• [What is required]
Show all lines from the data that include the word "Those".

• [Exercise materials]
====================

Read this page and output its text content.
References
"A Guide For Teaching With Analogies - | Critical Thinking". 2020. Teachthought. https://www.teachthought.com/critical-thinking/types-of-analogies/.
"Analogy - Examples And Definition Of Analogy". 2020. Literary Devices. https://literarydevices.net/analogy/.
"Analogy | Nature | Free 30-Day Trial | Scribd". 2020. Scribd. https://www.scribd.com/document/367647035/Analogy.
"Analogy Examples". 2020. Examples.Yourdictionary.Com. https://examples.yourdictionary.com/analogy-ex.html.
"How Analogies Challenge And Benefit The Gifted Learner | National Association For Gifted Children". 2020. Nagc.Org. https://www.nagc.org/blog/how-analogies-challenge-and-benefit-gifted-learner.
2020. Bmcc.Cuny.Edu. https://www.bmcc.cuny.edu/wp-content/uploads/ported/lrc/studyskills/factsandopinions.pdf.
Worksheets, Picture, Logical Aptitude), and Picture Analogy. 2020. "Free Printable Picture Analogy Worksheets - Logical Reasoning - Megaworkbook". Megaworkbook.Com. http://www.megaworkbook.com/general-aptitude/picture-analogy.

====================

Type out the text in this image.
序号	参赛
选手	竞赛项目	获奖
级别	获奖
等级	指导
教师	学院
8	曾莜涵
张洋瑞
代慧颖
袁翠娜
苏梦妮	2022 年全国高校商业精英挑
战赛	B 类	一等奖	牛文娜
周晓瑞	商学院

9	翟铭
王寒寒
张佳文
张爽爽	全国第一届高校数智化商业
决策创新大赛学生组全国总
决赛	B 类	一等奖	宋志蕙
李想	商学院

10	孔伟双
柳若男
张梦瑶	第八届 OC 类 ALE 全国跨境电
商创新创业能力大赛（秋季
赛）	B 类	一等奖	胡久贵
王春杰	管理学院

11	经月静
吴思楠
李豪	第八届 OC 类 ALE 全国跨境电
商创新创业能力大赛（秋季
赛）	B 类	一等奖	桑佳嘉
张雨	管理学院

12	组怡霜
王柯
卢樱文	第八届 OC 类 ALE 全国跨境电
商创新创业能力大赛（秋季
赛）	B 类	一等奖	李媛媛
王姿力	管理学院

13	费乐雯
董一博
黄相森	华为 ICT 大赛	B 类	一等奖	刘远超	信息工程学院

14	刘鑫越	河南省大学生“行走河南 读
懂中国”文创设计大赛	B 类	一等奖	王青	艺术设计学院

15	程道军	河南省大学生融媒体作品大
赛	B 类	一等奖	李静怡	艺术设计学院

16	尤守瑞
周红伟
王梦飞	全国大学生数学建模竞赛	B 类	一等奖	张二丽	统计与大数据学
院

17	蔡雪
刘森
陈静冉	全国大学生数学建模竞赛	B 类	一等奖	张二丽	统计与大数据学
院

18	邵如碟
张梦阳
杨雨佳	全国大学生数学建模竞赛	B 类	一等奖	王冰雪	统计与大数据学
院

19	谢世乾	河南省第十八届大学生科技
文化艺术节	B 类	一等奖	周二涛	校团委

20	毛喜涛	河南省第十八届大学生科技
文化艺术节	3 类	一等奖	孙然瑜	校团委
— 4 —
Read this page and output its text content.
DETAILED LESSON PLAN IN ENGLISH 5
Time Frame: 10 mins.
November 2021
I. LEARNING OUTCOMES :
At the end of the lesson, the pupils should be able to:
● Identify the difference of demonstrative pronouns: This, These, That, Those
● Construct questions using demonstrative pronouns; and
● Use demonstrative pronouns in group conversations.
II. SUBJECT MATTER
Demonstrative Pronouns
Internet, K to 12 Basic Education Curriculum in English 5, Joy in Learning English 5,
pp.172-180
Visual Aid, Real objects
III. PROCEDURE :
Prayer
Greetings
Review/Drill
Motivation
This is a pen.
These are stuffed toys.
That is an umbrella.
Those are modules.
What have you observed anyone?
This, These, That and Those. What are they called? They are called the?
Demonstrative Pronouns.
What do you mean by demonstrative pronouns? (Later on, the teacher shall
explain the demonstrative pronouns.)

====================

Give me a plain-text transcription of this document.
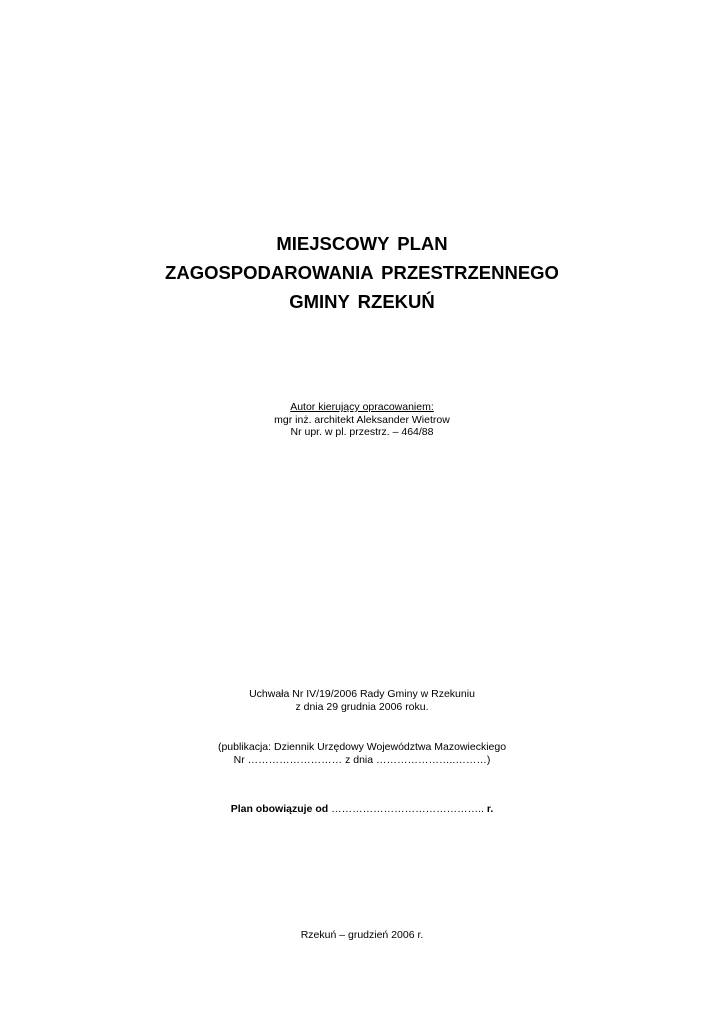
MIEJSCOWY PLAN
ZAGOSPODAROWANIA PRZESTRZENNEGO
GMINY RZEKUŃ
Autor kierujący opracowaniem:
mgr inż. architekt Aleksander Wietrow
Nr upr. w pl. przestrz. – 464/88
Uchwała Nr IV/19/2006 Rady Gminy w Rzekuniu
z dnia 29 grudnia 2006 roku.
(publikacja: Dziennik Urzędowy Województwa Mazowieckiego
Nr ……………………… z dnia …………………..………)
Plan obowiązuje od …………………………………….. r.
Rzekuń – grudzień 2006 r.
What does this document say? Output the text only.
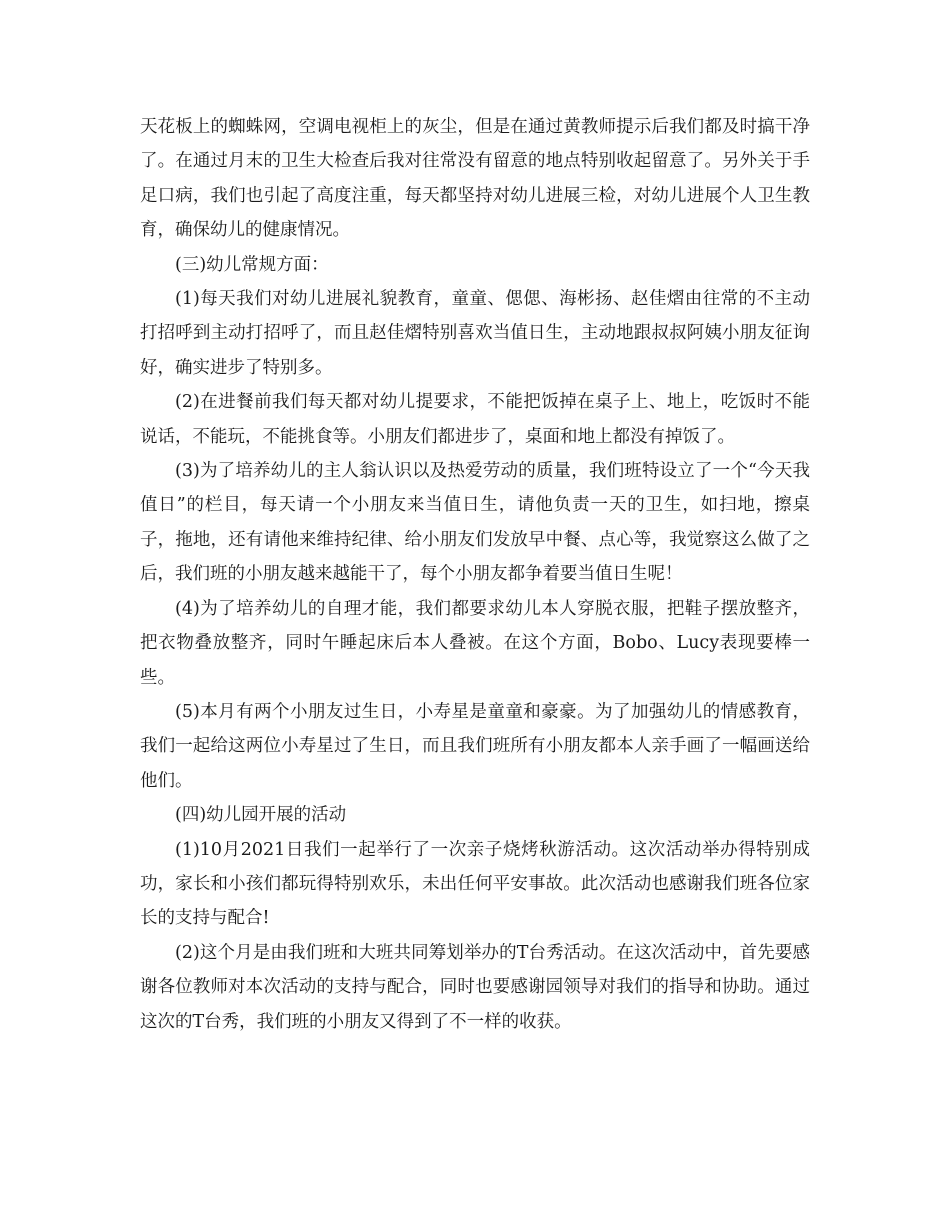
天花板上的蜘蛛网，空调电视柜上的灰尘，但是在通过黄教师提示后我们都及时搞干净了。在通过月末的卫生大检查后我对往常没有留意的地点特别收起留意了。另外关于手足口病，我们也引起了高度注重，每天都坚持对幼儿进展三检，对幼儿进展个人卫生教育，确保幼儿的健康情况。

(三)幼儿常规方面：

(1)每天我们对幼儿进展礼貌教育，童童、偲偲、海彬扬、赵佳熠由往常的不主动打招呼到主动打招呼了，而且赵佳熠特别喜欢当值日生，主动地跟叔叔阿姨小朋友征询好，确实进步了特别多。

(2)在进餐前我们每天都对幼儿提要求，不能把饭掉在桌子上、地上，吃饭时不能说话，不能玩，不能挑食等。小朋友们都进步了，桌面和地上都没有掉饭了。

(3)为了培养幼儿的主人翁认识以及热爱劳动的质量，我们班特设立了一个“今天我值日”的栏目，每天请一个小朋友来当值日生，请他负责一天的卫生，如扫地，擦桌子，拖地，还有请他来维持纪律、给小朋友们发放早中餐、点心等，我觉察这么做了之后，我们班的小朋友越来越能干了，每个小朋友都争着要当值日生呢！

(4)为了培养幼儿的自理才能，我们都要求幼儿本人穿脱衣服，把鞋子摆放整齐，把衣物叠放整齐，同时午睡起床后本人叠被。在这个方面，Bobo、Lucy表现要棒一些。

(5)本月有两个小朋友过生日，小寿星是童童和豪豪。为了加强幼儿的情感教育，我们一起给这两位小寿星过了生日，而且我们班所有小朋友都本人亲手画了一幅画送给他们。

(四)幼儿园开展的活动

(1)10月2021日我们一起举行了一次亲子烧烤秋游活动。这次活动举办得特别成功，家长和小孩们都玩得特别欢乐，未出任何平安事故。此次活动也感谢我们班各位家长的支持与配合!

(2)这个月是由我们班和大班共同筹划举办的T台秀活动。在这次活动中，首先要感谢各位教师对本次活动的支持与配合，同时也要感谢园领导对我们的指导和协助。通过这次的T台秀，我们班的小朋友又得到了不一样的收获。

====================

• [Result]
● Identify the difference of demonstrative pronouns: This, These, That, Those
Those are modules.
This, These, That and Those. What are they called? They are called the?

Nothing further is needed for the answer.